**STATED PROBLEM**
Write every record out again exactly as given.

**MATERIAL FOR THE TASK**
===============

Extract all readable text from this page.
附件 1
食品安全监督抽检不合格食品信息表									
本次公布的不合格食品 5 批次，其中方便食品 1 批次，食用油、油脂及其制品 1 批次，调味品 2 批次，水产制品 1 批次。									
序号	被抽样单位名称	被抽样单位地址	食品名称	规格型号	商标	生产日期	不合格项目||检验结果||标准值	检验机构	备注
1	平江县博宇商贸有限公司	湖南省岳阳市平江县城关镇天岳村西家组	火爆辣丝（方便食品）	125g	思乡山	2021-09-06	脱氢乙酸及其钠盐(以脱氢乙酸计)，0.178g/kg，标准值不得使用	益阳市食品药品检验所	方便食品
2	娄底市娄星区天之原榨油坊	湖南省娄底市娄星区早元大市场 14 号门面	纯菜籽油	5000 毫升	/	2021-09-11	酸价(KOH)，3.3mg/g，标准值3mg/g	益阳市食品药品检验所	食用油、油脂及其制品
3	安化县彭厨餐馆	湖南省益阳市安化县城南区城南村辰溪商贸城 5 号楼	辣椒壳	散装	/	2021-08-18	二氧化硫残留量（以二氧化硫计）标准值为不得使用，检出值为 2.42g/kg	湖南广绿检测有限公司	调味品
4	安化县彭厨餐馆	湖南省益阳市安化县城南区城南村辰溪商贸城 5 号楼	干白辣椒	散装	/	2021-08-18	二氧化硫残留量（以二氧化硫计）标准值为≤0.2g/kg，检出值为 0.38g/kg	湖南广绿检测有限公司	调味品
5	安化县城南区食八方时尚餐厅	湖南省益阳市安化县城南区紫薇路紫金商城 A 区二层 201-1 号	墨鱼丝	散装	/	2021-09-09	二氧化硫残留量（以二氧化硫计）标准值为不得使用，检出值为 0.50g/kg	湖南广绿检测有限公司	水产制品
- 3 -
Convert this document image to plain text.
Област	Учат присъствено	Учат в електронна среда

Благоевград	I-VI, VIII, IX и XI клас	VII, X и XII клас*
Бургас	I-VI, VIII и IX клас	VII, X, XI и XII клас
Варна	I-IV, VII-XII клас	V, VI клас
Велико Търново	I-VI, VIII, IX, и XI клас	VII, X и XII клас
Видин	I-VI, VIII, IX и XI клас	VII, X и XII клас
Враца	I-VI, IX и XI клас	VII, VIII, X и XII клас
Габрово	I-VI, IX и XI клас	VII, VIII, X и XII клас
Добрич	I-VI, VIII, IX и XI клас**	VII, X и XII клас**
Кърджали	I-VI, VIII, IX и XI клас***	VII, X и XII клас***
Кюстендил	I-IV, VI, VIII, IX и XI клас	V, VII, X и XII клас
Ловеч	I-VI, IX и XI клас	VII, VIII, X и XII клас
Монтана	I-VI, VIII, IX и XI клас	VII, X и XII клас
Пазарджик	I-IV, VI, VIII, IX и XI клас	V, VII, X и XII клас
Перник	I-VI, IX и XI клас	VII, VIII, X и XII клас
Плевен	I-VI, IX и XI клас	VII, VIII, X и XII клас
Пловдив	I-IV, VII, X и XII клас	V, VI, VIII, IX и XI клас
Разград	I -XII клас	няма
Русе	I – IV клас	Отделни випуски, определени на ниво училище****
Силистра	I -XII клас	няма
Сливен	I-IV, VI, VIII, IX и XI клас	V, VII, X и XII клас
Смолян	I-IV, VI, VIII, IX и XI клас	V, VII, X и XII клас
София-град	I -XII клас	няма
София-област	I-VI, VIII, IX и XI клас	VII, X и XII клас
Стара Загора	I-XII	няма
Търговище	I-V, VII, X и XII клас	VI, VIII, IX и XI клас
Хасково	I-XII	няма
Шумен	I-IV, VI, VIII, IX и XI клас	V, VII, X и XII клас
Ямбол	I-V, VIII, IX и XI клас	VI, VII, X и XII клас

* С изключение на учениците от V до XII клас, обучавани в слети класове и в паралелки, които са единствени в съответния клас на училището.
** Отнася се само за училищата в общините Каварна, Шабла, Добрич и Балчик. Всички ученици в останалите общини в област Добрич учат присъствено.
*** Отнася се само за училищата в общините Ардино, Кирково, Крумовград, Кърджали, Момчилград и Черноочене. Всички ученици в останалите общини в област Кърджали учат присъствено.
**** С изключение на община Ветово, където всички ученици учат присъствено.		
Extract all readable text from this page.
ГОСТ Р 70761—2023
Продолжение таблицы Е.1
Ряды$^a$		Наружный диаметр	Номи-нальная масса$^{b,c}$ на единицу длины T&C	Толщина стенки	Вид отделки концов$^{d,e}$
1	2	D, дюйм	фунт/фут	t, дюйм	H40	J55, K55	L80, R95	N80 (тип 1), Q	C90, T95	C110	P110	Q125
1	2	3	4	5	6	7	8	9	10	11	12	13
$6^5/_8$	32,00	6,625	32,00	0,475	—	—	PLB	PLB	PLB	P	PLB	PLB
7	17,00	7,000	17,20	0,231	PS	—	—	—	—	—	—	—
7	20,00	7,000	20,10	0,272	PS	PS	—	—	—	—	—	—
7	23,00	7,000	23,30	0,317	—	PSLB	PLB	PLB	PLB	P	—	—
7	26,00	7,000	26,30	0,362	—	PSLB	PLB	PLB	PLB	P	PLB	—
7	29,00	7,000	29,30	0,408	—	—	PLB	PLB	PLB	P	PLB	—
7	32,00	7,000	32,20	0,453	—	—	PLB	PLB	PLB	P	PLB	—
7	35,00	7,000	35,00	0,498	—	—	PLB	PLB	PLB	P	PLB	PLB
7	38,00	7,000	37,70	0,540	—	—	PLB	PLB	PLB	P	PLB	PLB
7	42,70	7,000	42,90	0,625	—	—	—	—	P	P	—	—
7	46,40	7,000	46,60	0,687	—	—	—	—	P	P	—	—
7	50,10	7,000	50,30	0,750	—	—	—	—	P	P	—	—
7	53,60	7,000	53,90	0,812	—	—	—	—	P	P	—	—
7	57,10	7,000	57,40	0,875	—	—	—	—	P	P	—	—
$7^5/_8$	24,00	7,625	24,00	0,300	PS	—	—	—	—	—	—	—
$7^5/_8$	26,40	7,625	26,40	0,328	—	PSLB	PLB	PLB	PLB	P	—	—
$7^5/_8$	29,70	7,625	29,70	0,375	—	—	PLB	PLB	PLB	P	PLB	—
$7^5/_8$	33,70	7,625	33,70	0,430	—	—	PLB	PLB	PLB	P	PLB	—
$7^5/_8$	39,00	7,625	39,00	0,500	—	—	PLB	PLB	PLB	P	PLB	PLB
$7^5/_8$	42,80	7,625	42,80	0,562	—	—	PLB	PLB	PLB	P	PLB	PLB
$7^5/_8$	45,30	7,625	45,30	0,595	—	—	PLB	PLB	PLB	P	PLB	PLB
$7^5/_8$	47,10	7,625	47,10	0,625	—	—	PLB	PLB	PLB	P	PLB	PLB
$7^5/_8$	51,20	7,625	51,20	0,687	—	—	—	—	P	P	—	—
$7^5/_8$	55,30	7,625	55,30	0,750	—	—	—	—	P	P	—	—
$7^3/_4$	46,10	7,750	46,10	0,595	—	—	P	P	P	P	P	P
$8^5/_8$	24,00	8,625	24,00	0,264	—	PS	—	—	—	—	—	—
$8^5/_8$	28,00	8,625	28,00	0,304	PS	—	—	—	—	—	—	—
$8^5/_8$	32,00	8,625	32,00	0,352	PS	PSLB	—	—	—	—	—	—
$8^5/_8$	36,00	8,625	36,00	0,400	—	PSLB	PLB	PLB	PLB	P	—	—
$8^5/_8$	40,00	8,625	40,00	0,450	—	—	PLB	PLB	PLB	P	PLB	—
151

===============

**EXERCISE SOLUTION**
Extract all readable text from this page.
附件 1
食品安全监督抽检不合格食品信息表									
本次公布的不合格食品 5 批次，其中方便食品 1 批次，食用油、油脂及其制品 1 批次，调味品 2 批次，水产制品 1 批次。									
序号	被抽样单位名称	被抽样单位地址	食品名称	规格型号	商标	生产日期	不合格项目||检验结果||标准值	检验机构	备注
1	平江县博宇商贸有限公司	湖南省岳阳市平江县城关镇天岳村西家组	火爆辣丝（方便食品）	125g	思乡山	2021-09-06	脱氢乙酸及其钠盐(以脱氢乙酸计)，0.178g/kg，标准值不得使用	益阳市食品药品检验所	方便食品
2	娄底市娄星区天之原榨油坊	湖南省娄底市娄星区早元大市场 14 号门面	纯菜籽油	5000 毫升	/	2021-09-11	酸价(KOH)，3.3mg/g，标准值3mg/g	益阳市食品药品检验所	食用油、油脂及其制品
3	安化县彭厨餐馆	湖南省益阳市安化县城南区城南村辰溪商贸城 5 号楼	辣椒壳	散装	/	2021-08-18	二氧化硫残留量（以二氧化硫计）标准值为不得使用，检出值为 2.42g/kg	湖南广绿检测有限公司	调味品
4	安化县彭厨餐馆	湖南省益阳市安化县城南区城南村辰溪商贸城 5 号楼	干白辣椒	散装	/	2021-08-18	二氧化硫残留量（以二氧化硫计）标准值为≤0.2g/kg，检出值为 0.38g/kg	湖南广绿检测有限公司	调味品
5	安化县城南区食八方时尚餐厅	湖南省益阳市安化县城南区紫薇路紫金商城 A 区二层 201-1 号	墨鱼丝	散装	/	2021-09-09	二氧化硫残留量（以二氧化硫计）标准值为不得使用，检出值为 0.50g/kg	湖南广绿检测有限公司	水产制品
- 3 -
Convert this document image to plain text.
Област	Учат присъствено	Учат в електронна среда

Благоевград	I-VI, VIII, IX и XI клас	VII, X и XII клас*
Бургас	I-VI, VIII и IX клас	VII, X, XI и XII клас
Варна	I-IV, VII-XII клас	V, VI клас
Велико Търново	I-VI, VIII, IX, и XI клас	VII, X и XII клас
Видин	I-VI, VIII, IX и XI клас	VII, X и XII клас
Враца	I-VI, IX и XI клас	VII, VIII, X и XII клас
Габрово	I-VI, IX и XI клас	VII, VIII, X и XII клас
Добрич	I-VI, VIII, IX и XI клас**	VII, X и XII клас**
Кърджали	I-VI, VIII, IX и XI клас***	VII, X и XII клас***
Кюстендил	I-IV, VI, VIII, IX и XI клас	V, VII, X и XII клас
Ловеч	I-VI, IX и XI клас	VII, VIII, X и XII клас
Монтана	I-VI, VIII, IX и XI клас	VII, X и XII клас
Пазарджик	I-IV, VI, VIII, IX и XI клас	V, VII, X и XII клас
Перник	I-VI, IX и XI клас	VII, VIII, X и XII клас
Плевен	I-VI, IX и XI клас	VII, VIII, X и XII клас
Пловдив	I-IV, VII, X и XII клас	V, VI, VIII, IX и XI клас
Разград	I -XII клас	няма
Русе	I – IV клас	Отделни випуски, определени на ниво училище****
Силистра	I -XII клас	няма
Сливен	I-IV, VI, VIII, IX и XI клас	V, VII, X и XII клас
Смолян	I-IV, VI, VIII, IX и XI клас	V, VII, X и XII клас
София-град	I -XII клас	няма
София-област	I-VI, VIII, IX и XI клас	VII, X и XII клас
Стара Загора	I-XII	няма
Търговище	I-V, VII, X и XII клас	VI, VIII, IX и XI клас
Хасково	I-XII	няма
Шумен	I-IV, VI, VIII, IX и XI клас	V, VII, X и XII клас
Ямбол	I-V, VIII, IX и XI клас	VI, VII, X и XII клас

* С изключение на учениците от V до XII клас, обучавани в слети класове и в паралелки, които са единствени в съответния клас на училището.
** Отнася се само за училищата в общините Каварна, Шабла, Добрич и Балчик. Всички ученици в останалите общини в област Добрич учат присъствено.
*** Отнася се само за училищата в общините Ардино, Кирково, Крумовград, Кърджали, Момчилград и Черноочене. Всички ученици в останалите общини в област Кърджали учат присъствено.
**** С изключение на община Ветово, където всички ученици учат присъствено.		
Extract all readable text from this page.
ГОСТ Р 70761—2023
Продолжение таблицы Е.1
Ряды$^a$		Наружный диаметр	Номи-нальная масса$^{b,c}$ на единицу длины T&C	Толщина стенки	Вид отделки концов$^{d,e}$
1	2	D, дюйм	фунт/фут	t, дюйм	H40	J55, K55	L80, R95	N80 (тип 1), Q	C90, T95	C110	P110	Q125
1	2	3	4	5	6	7	8	9	10	11	12	13
$6^5/_8$	32,00	6,625	32,00	0,475	—	—	PLB	PLB	PLB	P	PLB	PLB
7	17,00	7,000	17,20	0,231	PS	—	—	—	—	—	—	—
7	20,00	7,000	20,10	0,272	PS	PS	—	—	—	—	—	—
7	23,00	7,000	23,30	0,317	—	PSLB	PLB	PLB	PLB	P	—	—
7	26,00	7,000	26,30	0,362	—	PSLB	PLB	PLB	PLB	P	PLB	—
7	29,00	7,000	29,30	0,408	—	—	PLB	PLB	PLB	P	PLB	—
7	32,00	7,000	32,20	0,453	—	—	PLB	PLB	PLB	P	PLB	—
7	35,00	7,000	35,00	0,498	—	—	PLB	PLB	PLB	P	PLB	PLB
7	38,00	7,000	37,70	0,540	—	—	PLB	PLB	PLB	P	PLB	PLB
7	42,70	7,000	42,90	0,625	—	—	—	—	P	P	—	—
7	46,40	7,000	46,60	0,687	—	—	—	—	P	P	—	—
7	50,10	7,000	50,30	0,750	—	—	—	—	P	P	—	—
7	53,60	7,000	53,90	0,812	—	—	—	—	P	P	—	—
7	57,10	7,000	57,40	0,875	—	—	—	—	P	P	—	—
$7^5/_8$	24,00	7,625	24,00	0,300	PS	—	—	—	—	—	—	—
$7^5/_8$	26,40	7,625	26,40	0,328	—	PSLB	PLB	PLB	PLB	P	—	—
$7^5/_8$	29,70	7,625	29,70	0,375	—	—	PLB	PLB	PLB	P	PLB	—
$7^5/_8$	33,70	7,625	33,70	0,430	—	—	PLB	PLB	PLB	P	PLB	—
$7^5/_8$	39,00	7,625	39,00	0,500	—	—	PLB	PLB	PLB	P	PLB	PLB
$7^5/_8$	42,80	7,625	42,80	0,562	—	—	PLB	PLB	PLB	P	PLB	PLB
$7^5/_8$	45,30	7,625	45,30	0,595	—	—	PLB	PLB	PLB	P	PLB	PLB
$7^5/_8$	47,10	7,625	47,10	0,625	—	—	PLB	PLB	PLB	P	PLB	PLB
$7^5/_8$	51,20	7,625	51,20	0,687	—	—	—	—	P	P	—	—
$7^5/_8$	55,30	7,625	55,30	0,750	—	—	—	—	P	P	—	—
$7^3/_4$	46,10	7,750	46,10	0,595	—	—	P	P	P	P	P	P
$8^5/_8$	24,00	8,625	24,00	0,264	—	PS	—	—	—	—	—	—
$8^5/_8$	28,00	8,625	28,00	0,304	PS	—	—	—	—	—	—	—
$8^5/_8$	32,00	8,625	32,00	0,352	PS	PSLB	—	—	—	—	—	—
$8^5/_8$	36,00	8,625	36,00	0,400	—	PSLB	PLB	PLB	PLB	P	—	—
$8^5/_8$	40,00	8,625	40,00	0,450	—	—	PLB	PLB	PLB	P	PLB	—
151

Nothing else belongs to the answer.